Exercise: Reproduce the material in full, exactly as written.

Recorded data
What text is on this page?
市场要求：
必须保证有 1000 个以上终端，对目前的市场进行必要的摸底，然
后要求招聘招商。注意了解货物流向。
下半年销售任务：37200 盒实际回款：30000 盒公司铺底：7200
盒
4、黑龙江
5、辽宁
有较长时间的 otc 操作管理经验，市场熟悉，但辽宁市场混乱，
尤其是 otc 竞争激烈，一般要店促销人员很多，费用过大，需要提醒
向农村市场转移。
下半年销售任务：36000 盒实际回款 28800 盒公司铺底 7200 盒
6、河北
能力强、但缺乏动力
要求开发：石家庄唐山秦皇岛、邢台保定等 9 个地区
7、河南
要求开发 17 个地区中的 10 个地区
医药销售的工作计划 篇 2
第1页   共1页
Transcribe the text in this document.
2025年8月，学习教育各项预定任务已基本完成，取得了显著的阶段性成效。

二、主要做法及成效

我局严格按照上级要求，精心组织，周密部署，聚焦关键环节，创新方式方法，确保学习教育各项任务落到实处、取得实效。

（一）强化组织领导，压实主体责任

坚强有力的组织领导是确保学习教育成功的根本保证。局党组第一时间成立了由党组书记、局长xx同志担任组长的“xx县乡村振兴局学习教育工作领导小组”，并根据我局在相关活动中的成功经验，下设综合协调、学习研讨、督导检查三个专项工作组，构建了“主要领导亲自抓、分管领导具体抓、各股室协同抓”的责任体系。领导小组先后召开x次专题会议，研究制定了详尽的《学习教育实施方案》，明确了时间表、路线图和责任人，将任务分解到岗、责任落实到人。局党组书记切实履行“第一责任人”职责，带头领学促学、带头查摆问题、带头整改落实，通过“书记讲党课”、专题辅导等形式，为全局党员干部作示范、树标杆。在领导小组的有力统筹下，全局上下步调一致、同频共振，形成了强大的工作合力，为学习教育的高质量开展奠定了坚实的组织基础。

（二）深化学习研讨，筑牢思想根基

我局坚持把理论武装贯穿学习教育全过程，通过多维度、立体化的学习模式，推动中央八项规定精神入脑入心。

Result:
What text is on this page?
市场要求：
必须保证有 1000 个以上终端，对目前的市场进行必要的摸底，然
后要求招聘招商。注意了解货物流向。
下半年销售任务：37200 盒实际回款：30000 盒公司铺底：7200
盒
4、黑龙江
5、辽宁
有较长时间的 otc 操作管理经验，市场熟悉，但辽宁市场混乱，
尤其是 otc 竞争激烈，一般要店促销人员很多，费用过大，需要提醒
向农村市场转移。
下半年销售任务：36000 盒实际回款 28800 盒公司铺底 7200 盒
6、河北
能力强、但缺乏动力
要求开发：石家庄唐山秦皇岛、邢台保定等 9 个地区
7、河南
要求开发 17 个地区中的 10 个地区
医药销售的工作计划 篇 2
第1页   共1页
Transcribe the text in this document.
2025年8月，学习教育各项预定任务已基本完成，取得了显著的阶段性成效。

二、主要做法及成效

我局严格按照上级要求，精心组织，周密部署，聚焦关键环节，创新方式方法，确保学习教育各项任务落到实处、取得实效。

（一）强化组织领导，压实主体责任

坚强有力的组织领导是确保学习教育成功的根本保证。局党组第一时间成立了由党组书记、局长xx同志担任组长的“xx县乡村振兴局学习教育工作领导小组”，并根据我局在相关活动中的成功经验，下设综合协调、学习研讨、督导检查三个专项工作组，构建了“主要领导亲自抓、分管领导具体抓、各股室协同抓”的责任体系。领导小组先后召开x次专题会议，研究制定了详尽的《学习教育实施方案》，明确了时间表、路线图和责任人，将任务分解到岗、责任落实到人。局党组书记切实履行“第一责任人”职责，带头领学促学、带头查摆问题、带头整改落实，通过“书记讲党课”、专题辅导等形式，为全局党员干部作示范、树标杆。在领导小组的有力统筹下，全局上下步调一致、同频共振，形成了强大的工作合力，为学习教育的高质量开展奠定了坚实的组织基础。

（二）深化学习研讨，筑牢思想根基

我局坚持把理论武装贯穿学习教育全过程，通过多维度、立体化的学习模式，推动中央八项规定精神入脑入心。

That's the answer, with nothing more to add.